---- Extracted records
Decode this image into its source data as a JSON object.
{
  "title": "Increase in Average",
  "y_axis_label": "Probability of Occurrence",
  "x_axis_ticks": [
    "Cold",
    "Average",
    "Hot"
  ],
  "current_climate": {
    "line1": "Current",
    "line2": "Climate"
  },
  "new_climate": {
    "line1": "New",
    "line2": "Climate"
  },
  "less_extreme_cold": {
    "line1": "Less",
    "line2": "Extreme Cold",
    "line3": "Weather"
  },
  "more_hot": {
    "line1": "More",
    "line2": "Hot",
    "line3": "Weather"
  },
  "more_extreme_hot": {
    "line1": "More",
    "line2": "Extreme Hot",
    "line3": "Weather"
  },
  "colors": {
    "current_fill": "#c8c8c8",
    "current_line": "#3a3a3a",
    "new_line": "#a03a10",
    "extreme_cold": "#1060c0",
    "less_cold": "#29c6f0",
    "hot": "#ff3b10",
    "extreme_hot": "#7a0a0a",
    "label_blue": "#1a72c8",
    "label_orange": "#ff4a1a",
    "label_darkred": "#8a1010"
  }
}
--------
**The exercise**
Return the lines above exactly, keeping every word.

**Response**
Decode this image into its source data as a JSON object.
{
  "title": "Increase in Average",
  "y_axis_label": "Probability of Occurrence",
  "x_axis_ticks": [
    "Cold",
    "Average",
    "Hot"
  ],
  "current_climate": {
    "line1": "Current",
    "line2": "Climate"
  },
  "new_climate": {
    "line1": "New",
    "line2": "Climate"
  },
  "less_extreme_cold": {
    "line1": "Less",
    "line2": "Extreme Cold",
    "line3": "Weather"
  },
  "more_hot": {
    "line1": "More",
    "line2": "Hot",
    "line3": "Weather"
  },
  "more_extreme_hot": {
    "line1": "More",
    "line2": "Extreme Hot",
    "line3": "Weather"
  },
  "colors": {
    "current_fill": "#c8c8c8",
    "current_line": "#3a3a3a",
    "new_line": "#a03a10",
    "extreme_cold": "#1060c0",
    "less_cold": "#29c6f0",
    "hot": "#ff3b10",
    "extreme_hot": "#7a0a0a",
    "label_blue": "#1a72c8",
    "label_orange": "#ff4a1a",
    "label_darkred": "#8a1010"
  }
}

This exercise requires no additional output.